§ **Verilen Problem A**: Lütfen kayıtların başından başlayıp "- legend-label: 2050" ifadesinin geçtiği satırla biten kısmı yeniden yazın ve bu satırlarda "St Dev" yerine "Std Dev" koyun; geri kalan her şey aynen kalsın.

§ **Metin**:
──────

1 Nisan 2004 tarihinde bir MGK toplantısı yapılıyor. İbrahim Bilgehan Taşdelen, toplantı sonrası Ulaştırma Bakanı Binali Yıldırım’la bir araya geliyor. Makam arabasında bir yere gidiyorlar. Yıldırım, Taşdelen’in yanında telefon görüşmesi yapıyor. Anlaşılan o ki bu ikili oldukça samimi; çünkü Yıldırım, onun yanında rahat rahat konuşuyor.
Ne mi konuşuyor?
Şimdi oraya gelelim.
İbrahim Taşdelen, Binali Yıldırım’dan ayrıldıktan sonra ortağı Esat Kurucu’yu arıyor. Bir kaç ay sonra akaryakıt kaçakçılığı davasında birlikte yargılanacakları Kurucu’ya, Binali Yıldırım’ın bu konuşmasından bahsediyor.
İşte biz de bütün bu detayları, o görüşmeden öğreniyoruz.

──────

§ **Sağlanan Materyal**:
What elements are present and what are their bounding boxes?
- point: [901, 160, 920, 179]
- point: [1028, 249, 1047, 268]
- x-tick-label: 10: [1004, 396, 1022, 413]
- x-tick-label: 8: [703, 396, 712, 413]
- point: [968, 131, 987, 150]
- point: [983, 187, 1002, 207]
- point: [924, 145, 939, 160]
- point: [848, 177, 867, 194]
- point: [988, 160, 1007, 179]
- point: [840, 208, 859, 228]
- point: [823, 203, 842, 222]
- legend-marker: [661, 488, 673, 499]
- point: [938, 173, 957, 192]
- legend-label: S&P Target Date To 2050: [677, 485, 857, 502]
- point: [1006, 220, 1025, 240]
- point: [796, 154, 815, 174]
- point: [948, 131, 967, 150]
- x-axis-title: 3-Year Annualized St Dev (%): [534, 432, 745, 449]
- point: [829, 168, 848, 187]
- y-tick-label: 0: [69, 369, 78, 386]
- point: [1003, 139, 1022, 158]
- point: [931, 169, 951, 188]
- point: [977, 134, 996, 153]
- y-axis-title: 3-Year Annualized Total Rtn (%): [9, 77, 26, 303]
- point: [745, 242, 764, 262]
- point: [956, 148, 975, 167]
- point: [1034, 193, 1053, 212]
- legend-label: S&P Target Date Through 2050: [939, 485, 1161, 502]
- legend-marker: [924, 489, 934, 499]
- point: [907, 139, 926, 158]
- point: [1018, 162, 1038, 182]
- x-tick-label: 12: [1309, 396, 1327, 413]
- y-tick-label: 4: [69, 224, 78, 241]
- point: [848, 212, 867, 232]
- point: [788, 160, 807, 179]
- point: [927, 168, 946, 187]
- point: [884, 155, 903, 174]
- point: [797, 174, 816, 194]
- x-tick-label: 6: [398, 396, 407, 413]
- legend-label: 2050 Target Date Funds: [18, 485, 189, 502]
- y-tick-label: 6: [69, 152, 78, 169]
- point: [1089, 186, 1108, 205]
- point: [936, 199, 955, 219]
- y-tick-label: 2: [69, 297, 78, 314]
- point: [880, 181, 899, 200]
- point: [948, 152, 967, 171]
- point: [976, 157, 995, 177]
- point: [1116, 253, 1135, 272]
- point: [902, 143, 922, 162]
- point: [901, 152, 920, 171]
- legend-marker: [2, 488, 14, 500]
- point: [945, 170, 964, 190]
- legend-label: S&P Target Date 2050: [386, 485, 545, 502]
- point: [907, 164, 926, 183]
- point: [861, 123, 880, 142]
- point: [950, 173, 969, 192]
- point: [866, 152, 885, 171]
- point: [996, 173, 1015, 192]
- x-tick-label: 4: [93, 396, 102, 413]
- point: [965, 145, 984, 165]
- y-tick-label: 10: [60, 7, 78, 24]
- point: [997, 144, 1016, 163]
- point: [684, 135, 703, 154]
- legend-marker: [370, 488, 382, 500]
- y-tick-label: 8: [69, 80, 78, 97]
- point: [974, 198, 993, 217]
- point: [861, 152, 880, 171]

──────

§ **Verilen Problem B**: Metinde "Ne mi konuşuyor?" ile başlayıp "o görüşmeden öğreniyoruz." ile biten bölümü hiç değiştirmeden aktarın.

§ **Yazılı Cevap A**:
What elements are present and what are their bounding boxes?
- point: [901, 160, 920, 179]
- point: [1028, 249, 1047, 268]
- x-tick-label: 10: [1004, 396, 1022, 413]
- x-tick-label: 8: [703, 396, 712, 413]
- point: [968, 131, 987, 150]
- point: [983, 187, 1002, 207]
- point: [924, 145, 939, 160]
- point: [848, 177, 867, 194]
- point: [988, 160, 1007, 179]
- point: [840, 208, 859, 228]
- point: [823, 203, 842, 222]
- legend-marker: [661, 488, 673, 499]
- point: [938, 173, 957, 192]
- legend-label: S&P Target Date To 2050: [677, 485, 857, 502]
- point: [1006, 220, 1025, 240]
- point: [796, 154, 815, 174]
- point: [948, 131, 967, 150]
- x-axis-title: 3-Year Annualized Std Dev (%): [534, 432, 745, 449]
- point: [829, 168, 848, 187]
- y-tick-label: 0: [69, 369, 78, 386]
- point: [1003, 139, 1022, 158]
- point: [931, 169, 951, 188]
- point: [977, 134, 996, 153]
- y-axis-title: 3-Year Annualized Total Rtn (%): [9, 77, 26, 303]
- point: [745, 242, 764, 262]
- point: [956, 148, 975, 167]
- point: [1034, 193, 1053, 212]
- legend-label: S&P Target Date Through 2050: [939, 485, 1161, 502]
- legend-marker: [924, 489, 934, 499]
- point: [907, 139, 926, 158]
- point: [1018, 162, 1038, 182]
- x-tick-label: 12: [1309, 396, 1327, 413]
- y-tick-label: 4: [69, 224, 78, 241]
- point: [848, 212, 867, 232]
- point: [788, 160, 807, 179]
- point: [927, 168, 946, 187]
- point: [884, 155, 903, 174]
- point: [797, 174, 816, 194]
- x-tick-label: 6: [398, 396, 407, 413]
- legend-label: 2050 Target Date Funds: [18, 485, 189, 502]

§ **Yazılı Cevap B**:
Ne mi konuşuyor?
Şimdi oraya gelelim.
İbrahim Taşdelen, Binali Yıldırım’dan ayrıldıktan sonra ortağı Esat Kurucu’yu arıyor. Bir kaç ay sonra akaryakıt kaçakçılığı davasında birlikte yargılanacakları Kurucu’ya, Binali Yıldırım’ın bu konuşmasından bahsediyor.
İşte biz de bütün bu detayları, o görüşmeden öğreniyoruz.